___ THE DATA ___
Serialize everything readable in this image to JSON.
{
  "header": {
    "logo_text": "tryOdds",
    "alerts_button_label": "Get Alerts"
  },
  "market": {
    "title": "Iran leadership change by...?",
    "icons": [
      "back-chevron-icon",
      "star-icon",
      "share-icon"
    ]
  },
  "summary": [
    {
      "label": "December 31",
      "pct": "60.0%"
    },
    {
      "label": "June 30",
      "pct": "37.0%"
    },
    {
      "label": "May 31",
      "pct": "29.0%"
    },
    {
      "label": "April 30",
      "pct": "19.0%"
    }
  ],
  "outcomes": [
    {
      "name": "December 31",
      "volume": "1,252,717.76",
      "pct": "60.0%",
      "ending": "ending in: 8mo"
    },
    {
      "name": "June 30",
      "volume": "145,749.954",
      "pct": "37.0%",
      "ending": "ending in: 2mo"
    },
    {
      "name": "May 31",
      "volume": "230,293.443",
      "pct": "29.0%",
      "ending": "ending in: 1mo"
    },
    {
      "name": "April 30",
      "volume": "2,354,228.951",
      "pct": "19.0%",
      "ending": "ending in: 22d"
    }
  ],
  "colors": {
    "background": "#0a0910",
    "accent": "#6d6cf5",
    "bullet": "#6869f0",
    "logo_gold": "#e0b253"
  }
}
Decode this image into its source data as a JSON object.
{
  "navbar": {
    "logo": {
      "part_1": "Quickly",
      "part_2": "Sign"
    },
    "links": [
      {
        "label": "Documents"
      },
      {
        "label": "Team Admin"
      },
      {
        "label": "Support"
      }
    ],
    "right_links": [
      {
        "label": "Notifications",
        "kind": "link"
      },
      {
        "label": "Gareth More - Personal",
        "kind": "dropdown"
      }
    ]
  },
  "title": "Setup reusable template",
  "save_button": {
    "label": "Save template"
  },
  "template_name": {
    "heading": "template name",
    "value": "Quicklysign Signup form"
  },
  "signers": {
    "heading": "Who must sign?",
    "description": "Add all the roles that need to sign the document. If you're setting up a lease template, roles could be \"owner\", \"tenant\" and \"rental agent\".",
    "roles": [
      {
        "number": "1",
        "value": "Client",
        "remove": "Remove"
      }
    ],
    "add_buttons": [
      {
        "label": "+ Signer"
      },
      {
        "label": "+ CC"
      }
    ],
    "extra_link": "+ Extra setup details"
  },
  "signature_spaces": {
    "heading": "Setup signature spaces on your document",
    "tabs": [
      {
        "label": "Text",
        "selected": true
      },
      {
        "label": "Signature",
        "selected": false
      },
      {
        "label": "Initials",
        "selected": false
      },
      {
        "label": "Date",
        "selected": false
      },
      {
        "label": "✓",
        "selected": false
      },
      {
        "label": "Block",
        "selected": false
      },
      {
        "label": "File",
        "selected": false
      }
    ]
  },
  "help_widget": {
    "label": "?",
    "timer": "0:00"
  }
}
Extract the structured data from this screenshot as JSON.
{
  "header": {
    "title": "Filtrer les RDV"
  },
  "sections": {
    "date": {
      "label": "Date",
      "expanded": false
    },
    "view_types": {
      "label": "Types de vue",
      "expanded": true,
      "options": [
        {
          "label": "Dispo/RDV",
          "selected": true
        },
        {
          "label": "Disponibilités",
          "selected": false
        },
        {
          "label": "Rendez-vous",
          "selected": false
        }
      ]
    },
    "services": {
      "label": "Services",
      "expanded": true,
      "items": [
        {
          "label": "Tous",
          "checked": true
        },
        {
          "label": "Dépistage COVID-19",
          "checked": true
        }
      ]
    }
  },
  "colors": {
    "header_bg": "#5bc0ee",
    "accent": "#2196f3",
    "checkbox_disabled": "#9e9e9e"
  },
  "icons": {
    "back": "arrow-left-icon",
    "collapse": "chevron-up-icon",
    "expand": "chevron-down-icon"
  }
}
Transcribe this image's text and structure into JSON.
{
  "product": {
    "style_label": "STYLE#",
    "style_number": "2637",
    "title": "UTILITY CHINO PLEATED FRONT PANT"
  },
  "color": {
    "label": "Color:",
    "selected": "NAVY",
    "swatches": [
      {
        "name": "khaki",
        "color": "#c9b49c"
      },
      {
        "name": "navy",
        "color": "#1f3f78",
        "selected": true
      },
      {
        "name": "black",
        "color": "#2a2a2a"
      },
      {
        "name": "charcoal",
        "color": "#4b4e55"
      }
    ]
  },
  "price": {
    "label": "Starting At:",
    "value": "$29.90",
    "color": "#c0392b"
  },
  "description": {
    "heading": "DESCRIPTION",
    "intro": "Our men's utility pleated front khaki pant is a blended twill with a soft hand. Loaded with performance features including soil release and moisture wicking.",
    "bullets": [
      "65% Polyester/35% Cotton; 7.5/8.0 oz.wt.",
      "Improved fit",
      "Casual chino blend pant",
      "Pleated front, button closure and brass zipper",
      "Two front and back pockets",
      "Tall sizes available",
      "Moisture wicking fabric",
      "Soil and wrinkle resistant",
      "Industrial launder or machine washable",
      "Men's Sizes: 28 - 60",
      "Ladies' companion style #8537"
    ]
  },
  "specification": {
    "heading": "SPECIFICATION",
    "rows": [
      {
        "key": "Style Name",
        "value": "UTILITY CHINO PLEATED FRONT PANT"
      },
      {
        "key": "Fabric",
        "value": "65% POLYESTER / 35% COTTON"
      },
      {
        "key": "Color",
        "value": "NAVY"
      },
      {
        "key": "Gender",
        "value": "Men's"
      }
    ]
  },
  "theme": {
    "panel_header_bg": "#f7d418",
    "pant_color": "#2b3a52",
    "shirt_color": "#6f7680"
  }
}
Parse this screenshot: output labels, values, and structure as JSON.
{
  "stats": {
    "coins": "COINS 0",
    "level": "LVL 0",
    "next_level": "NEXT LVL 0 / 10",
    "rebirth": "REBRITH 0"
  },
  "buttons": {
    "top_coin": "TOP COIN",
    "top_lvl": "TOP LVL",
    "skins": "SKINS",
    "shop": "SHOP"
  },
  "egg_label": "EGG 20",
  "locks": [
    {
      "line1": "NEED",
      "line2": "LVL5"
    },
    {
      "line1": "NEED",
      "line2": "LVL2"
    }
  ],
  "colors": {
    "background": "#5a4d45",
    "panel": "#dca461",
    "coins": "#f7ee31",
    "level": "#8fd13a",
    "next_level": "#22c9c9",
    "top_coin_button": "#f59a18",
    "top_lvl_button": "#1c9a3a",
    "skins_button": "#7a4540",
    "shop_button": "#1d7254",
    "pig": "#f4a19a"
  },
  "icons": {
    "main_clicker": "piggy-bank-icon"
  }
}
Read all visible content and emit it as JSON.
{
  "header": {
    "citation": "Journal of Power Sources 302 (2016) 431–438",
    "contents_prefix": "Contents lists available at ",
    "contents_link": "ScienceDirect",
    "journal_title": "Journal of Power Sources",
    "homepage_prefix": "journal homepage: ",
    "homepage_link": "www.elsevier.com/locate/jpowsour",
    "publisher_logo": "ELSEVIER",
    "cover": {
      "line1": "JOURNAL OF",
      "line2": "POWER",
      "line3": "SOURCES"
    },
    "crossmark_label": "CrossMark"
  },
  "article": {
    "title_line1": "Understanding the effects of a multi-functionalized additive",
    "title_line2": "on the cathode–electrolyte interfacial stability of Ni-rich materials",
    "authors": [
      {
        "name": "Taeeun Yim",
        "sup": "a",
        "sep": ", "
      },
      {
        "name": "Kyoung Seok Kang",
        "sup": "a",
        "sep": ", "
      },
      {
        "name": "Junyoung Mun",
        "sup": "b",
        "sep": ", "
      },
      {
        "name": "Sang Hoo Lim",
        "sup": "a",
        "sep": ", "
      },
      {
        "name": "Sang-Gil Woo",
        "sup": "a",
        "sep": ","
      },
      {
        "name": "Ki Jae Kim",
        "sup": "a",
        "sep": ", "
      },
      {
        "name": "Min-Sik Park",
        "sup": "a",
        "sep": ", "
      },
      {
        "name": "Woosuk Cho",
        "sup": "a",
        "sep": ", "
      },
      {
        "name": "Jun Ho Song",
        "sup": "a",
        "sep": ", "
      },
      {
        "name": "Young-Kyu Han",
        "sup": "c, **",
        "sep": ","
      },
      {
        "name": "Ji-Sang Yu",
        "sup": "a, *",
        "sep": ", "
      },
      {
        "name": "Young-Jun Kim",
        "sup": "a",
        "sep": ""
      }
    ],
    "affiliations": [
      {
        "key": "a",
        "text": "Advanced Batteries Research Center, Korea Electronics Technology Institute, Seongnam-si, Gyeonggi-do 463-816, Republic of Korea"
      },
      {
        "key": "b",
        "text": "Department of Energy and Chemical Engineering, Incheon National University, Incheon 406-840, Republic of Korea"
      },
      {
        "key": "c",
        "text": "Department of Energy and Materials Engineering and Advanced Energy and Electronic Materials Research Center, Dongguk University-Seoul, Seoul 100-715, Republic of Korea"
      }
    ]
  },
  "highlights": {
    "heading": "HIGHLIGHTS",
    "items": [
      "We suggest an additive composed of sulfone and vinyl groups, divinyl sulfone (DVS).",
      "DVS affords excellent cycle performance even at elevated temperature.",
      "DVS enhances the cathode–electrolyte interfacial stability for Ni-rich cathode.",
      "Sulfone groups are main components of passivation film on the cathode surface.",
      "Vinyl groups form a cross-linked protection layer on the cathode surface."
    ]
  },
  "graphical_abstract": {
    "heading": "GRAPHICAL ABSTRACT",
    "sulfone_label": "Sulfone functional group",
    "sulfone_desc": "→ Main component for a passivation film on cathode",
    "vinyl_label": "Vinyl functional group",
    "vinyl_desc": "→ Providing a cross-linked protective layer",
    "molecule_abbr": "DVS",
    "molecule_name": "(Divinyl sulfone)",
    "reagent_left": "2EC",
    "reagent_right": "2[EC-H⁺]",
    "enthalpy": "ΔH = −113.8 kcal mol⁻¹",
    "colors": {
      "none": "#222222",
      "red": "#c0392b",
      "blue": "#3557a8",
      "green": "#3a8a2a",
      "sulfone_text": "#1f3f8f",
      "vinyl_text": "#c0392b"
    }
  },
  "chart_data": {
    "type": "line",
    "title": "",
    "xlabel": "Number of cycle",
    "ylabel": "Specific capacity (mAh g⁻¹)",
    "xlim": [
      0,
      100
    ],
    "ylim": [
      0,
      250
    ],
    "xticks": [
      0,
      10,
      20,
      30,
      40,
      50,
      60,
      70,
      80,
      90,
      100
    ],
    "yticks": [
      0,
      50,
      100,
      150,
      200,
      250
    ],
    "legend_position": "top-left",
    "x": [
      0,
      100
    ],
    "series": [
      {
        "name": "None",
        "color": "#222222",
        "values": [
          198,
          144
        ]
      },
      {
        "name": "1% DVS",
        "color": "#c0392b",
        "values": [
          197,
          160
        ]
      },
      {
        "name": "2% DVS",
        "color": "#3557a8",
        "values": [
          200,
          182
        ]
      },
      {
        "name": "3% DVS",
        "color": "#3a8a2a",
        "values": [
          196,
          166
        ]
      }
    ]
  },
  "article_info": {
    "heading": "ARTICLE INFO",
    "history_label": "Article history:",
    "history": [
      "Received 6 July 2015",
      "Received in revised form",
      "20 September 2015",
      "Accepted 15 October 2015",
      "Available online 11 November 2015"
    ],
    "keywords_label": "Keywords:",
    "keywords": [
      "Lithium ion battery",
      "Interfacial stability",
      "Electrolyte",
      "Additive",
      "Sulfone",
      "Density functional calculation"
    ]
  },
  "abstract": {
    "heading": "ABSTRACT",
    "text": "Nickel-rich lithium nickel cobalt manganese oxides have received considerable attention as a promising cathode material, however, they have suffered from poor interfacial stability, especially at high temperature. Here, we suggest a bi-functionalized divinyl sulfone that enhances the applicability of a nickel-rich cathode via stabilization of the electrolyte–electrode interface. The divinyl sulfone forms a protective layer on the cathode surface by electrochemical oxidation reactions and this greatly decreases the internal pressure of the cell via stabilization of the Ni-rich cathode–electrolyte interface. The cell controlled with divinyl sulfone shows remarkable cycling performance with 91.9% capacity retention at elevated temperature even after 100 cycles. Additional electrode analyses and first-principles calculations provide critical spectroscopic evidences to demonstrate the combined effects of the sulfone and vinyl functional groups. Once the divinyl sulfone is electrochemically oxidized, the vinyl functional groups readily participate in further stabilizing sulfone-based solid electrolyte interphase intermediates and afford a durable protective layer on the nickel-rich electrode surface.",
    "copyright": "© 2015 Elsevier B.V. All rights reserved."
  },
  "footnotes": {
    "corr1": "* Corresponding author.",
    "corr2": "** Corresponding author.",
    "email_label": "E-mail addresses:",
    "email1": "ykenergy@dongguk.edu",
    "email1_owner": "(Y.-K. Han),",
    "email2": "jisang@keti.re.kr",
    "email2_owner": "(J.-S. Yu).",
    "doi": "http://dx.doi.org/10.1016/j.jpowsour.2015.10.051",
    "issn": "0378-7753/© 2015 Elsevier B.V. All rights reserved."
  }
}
___
Pull out all lines of the data with the string "JSON".

▸ OUTPUT OF THE TASK:
Serialize everything readable in this image to JSON.
Decode this image into its source data as a JSON object.
Extract the structured data from this screenshot as JSON.
Transcribe this image's text and structure into JSON.
Parse this screenshot: output labels, values, and structure as JSON.
Read all visible content and emit it as JSON.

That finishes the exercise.